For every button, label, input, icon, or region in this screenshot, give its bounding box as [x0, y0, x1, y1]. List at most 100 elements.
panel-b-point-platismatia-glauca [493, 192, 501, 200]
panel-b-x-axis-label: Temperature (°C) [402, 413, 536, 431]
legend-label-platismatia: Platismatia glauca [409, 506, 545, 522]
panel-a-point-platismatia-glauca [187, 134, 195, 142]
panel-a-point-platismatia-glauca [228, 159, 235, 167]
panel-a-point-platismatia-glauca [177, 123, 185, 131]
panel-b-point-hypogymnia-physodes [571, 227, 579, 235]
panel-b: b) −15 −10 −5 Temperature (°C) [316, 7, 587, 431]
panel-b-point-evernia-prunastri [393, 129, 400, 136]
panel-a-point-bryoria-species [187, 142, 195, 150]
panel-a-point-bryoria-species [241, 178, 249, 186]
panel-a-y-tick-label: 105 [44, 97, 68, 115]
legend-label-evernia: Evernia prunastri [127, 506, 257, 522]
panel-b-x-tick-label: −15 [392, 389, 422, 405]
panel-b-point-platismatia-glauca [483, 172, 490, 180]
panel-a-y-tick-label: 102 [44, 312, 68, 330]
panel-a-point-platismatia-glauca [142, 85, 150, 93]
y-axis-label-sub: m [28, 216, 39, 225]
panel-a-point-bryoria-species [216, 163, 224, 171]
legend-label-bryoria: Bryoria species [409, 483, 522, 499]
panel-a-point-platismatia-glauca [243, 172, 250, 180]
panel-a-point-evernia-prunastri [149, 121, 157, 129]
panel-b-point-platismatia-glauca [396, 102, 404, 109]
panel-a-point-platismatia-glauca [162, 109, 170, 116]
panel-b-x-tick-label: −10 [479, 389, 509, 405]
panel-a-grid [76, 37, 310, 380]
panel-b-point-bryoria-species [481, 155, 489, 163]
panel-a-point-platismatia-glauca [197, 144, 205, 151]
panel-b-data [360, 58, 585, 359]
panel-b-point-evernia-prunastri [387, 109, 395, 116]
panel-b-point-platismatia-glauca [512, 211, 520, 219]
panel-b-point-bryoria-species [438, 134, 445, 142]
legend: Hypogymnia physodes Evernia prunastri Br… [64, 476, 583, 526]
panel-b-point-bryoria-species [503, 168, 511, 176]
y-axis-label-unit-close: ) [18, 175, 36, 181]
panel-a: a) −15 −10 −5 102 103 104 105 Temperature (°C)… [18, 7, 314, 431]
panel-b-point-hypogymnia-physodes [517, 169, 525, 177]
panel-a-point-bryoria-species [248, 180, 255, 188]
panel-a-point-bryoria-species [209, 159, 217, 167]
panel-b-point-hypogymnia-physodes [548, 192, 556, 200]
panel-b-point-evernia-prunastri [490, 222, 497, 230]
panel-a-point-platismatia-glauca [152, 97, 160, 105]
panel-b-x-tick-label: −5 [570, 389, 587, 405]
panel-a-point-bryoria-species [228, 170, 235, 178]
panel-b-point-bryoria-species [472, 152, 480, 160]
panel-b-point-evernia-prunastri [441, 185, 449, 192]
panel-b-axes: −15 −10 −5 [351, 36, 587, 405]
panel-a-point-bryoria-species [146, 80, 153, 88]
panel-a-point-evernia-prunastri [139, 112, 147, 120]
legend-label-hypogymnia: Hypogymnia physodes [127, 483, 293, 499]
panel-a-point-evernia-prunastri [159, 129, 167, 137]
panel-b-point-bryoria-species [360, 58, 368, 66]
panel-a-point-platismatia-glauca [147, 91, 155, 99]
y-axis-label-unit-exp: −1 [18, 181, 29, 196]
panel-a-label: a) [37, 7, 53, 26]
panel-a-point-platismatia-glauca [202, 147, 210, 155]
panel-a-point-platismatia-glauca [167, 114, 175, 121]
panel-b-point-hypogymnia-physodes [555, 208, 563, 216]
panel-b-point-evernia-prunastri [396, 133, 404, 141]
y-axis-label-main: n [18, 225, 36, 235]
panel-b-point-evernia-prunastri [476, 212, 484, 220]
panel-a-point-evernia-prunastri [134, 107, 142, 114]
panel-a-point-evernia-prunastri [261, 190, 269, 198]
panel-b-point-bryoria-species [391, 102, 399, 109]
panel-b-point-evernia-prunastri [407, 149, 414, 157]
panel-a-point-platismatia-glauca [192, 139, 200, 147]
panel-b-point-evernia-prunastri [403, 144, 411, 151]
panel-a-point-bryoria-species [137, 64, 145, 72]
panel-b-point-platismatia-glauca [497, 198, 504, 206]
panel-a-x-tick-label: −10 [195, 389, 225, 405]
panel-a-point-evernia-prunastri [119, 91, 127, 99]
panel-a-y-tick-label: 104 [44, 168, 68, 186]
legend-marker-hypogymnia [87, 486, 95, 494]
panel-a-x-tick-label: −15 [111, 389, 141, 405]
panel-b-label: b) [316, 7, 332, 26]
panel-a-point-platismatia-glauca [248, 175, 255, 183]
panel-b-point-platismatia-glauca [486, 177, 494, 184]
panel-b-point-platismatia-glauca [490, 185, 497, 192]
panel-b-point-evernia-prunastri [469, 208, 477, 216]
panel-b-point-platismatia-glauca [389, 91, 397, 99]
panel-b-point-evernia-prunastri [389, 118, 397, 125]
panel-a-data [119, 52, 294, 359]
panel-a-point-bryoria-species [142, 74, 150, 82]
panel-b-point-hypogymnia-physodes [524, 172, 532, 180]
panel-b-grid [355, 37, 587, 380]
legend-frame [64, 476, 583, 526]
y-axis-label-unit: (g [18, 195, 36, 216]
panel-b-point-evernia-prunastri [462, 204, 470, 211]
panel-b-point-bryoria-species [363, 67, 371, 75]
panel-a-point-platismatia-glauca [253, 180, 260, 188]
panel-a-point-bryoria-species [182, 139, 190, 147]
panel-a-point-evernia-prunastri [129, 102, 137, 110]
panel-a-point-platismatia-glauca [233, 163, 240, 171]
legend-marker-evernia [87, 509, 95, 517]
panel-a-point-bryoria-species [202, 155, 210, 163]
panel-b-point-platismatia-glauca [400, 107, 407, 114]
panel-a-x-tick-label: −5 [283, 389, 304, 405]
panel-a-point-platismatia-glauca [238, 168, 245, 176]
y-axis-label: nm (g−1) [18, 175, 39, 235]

• To be done: Rename "Temperature" to "Air temperature" throughout the listing above, and reproduce every line otherwise unchanged.

• Exercise output:
For every button, label, input, icon, or region in this screenshot, give its bounding box as [x0, y0, x1, y1]. List at most 100 elements.
panel-b-point-platismatia-glauca [493, 192, 501, 200]
panel-b-x-axis-label: Air temperature (°C) [402, 413, 536, 431]
legend-label-platismatia: Platismatia glauca [409, 506, 545, 522]
panel-a-point-platismatia-glauca [187, 134, 195, 142]
panel-a-point-platismatia-glauca [228, 159, 235, 167]
panel-a-point-platismatia-glauca [177, 123, 185, 131]
panel-b-point-hypogymnia-physodes [571, 227, 579, 235]
panel-b: b) −15 −10 −5 Air temperature (°C) [316, 7, 587, 431]
panel-b-point-evernia-prunastri [393, 129, 400, 136]
panel-a-point-bryoria-species [187, 142, 195, 150]
panel-a-point-bryoria-species [241, 178, 249, 186]
panel-a-y-tick-label: 105 [44, 97, 68, 115]
legend-label-evernia: Evernia prunastri [127, 506, 257, 522]
panel-b-x-tick-label: −15 [392, 389, 422, 405]
panel-b-point-platismatia-glauca [483, 172, 490, 180]
panel-a-y-tick-label: 102 [44, 312, 68, 330]
panel-a-point-platismatia-glauca [142, 85, 150, 93]
y-axis-label-sub: m [28, 216, 39, 225]
panel-a-point-bryoria-species [216, 163, 224, 171]
legend-label-bryoria: Bryoria species [409, 483, 522, 499]
panel-a-point-platismatia-glauca [243, 172, 250, 180]
panel-a-point-evernia-prunastri [149, 121, 157, 129]
panel-b-point-platismatia-glauca [396, 102, 404, 109]
panel-a-point-platismatia-glauca [162, 109, 170, 116]
panel-b-x-tick-label: −10 [479, 389, 509, 405]
panel-a-grid [76, 37, 310, 380]
panel-b-point-bryoria-species [481, 155, 489, 163]
panel-a-point-platismatia-glauca [197, 144, 205, 151]
panel-b-data [360, 58, 585, 359]
panel-b-point-evernia-prunastri [387, 109, 395, 116]
panel-b-point-platismatia-glauca [512, 211, 520, 219]
panel-b-point-bryoria-species [438, 134, 445, 142]
legend: Hypogymnia physodes Evernia prunastri Br… [64, 476, 583, 526]
panel-b-point-bryoria-species [503, 168, 511, 176]
y-axis-label-unit-close: ) [18, 175, 36, 181]
panel-a: a) −15 −10 −5 102 103 104 105 Air temperature (°C)… [18, 7, 314, 431]
panel-b-point-hypogymnia-physodes [517, 169, 525, 177]
panel-a-point-bryoria-species [248, 180, 255, 188]
panel-a-point-bryoria-species [209, 159, 217, 167]
panel-b-point-hypogymnia-physodes [548, 192, 556, 200]
panel-b-point-evernia-prunastri [490, 222, 497, 230]
panel-a-point-platismatia-glauca [152, 97, 160, 105]
panel-b-x-tick-label: −5 [570, 389, 587, 405]
panel-a-point-bryoria-species [228, 170, 235, 178]
panel-b-point-bryoria-species [472, 152, 480, 160]
panel-b-point-evernia-prunastri [441, 185, 449, 192]
panel-b-axes: −15 −10 −5 [351, 36, 587, 405]
panel-a-point-bryoria-species [146, 80, 153, 88]
panel-a-point-evernia-prunastri [139, 112, 147, 120]
legend-label-hypogymnia: Hypogymnia physodes [127, 483, 293, 499]
panel-a-point-evernia-prunastri [159, 129, 167, 137]
panel-b-point-bryoria-species [360, 58, 368, 66]
panel-a-point-platismatia-glauca [147, 91, 155, 99]
y-axis-label-unit-exp: −1 [18, 181, 29, 196]
panel-a-label: a) [37, 7, 53, 26]
panel-a-point-platismatia-glauca [202, 147, 210, 155]
panel-a-point-platismatia-glauca [167, 114, 175, 121]
panel-b-point-hypogymnia-physodes [555, 208, 563, 216]
panel-b-point-evernia-prunastri [396, 133, 404, 141]
y-axis-label-main: n [18, 225, 36, 235]
panel-b-point-evernia-prunastri [476, 212, 484, 220]
panel-a-point-evernia-prunastri [134, 107, 142, 114]
panel-a-point-evernia-prunastri [261, 190, 269, 198]
panel-b-point-bryoria-species [391, 102, 399, 109]
panel-b-point-evernia-prunastri [407, 149, 414, 157]
panel-a-point-platismatia-glauca [192, 139, 200, 147]
panel-b-point-evernia-prunastri [403, 144, 411, 151]
panel-a-point-bryoria-species [137, 64, 145, 72]
panel-b-point-platismatia-glauca [497, 198, 504, 206]
panel-a-x-tick-label: −10 [195, 389, 225, 405]
panel-a-point-evernia-prunastri [119, 91, 127, 99]
panel-a-y-tick-label: 104 [44, 168, 68, 186]
legend-marker-hypogymnia [87, 486, 95, 494]
panel-a-x-tick-label: −15 [111, 389, 141, 405]
panel-b-label: b) [316, 7, 332, 26]
panel-a-point-platismatia-glauca [248, 175, 255, 183]
panel-b-point-platismatia-glauca [486, 177, 494, 184]
panel-b-point-platismatia-glauca [490, 185, 497, 192]
panel-b-point-evernia-prunastri [469, 208, 477, 216]
panel-b-point-platismatia-glauca [389, 91, 397, 99]
panel-b-point-evernia-prunastri [389, 118, 397, 125]
panel-a-data [119, 52, 294, 359]
panel-a-point-bryoria-species [142, 74, 150, 82]
panel-b-point-hypogymnia-physodes [524, 172, 532, 180]
panel-b-grid [355, 37, 587, 380]
legend-frame [64, 476, 583, 526]
y-axis-label-unit: (g [18, 195, 36, 216]
panel-b-point-evernia-prunastri [462, 204, 470, 211]
panel-b-point-bryoria-species [363, 67, 371, 75]
panel-a-point-platismatia-glauca [253, 180, 260, 188]
panel-a-point-bryoria-species [182, 139, 190, 147]
panel-a-point-evernia-prunastri [129, 102, 137, 110]
panel-a-point-platismatia-glauca [233, 163, 240, 171]
legend-marker-evernia [87, 509, 95, 517]
panel-a-point-bryoria-species [202, 155, 210, 163]
panel-b-point-platismatia-glauca [400, 107, 407, 114]
panel-a-x-tick-label: −5 [283, 389, 304, 405]
panel-a-point-platismatia-glauca [238, 168, 245, 176]
y-axis-label: nm (g−1) [18, 175, 39, 235]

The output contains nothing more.